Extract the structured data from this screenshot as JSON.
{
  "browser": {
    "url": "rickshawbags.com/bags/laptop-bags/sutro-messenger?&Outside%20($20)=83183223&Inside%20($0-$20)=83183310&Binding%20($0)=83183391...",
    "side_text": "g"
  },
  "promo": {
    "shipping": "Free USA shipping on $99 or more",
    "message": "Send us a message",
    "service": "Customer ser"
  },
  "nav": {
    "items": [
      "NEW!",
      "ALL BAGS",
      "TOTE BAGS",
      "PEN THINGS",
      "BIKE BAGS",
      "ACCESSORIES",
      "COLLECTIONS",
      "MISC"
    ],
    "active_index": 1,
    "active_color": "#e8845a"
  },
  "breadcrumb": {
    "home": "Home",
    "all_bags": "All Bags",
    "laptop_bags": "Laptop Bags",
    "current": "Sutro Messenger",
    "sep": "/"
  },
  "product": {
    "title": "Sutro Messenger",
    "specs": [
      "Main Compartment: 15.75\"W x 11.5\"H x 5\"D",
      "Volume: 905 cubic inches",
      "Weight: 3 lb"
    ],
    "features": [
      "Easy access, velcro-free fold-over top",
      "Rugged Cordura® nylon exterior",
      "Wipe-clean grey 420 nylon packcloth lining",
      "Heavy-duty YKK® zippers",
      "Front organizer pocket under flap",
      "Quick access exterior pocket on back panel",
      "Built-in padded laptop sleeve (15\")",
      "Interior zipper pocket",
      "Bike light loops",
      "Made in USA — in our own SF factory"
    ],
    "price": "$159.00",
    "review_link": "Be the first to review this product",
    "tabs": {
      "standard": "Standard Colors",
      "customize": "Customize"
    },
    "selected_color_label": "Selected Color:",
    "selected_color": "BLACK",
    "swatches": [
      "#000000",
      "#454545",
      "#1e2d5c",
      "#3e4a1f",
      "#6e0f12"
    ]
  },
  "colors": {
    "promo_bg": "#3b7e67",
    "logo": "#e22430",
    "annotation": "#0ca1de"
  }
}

○ ○ ○ ○ ○

GIVEN PROBLEM: Identify each line holding the string "pocket", and copy it out.

OUTPUT OF THE TASK:
      "Front organizer pocket under flap",
      "Quick access exterior pocket on back panel",
      "Interior zipper pocket",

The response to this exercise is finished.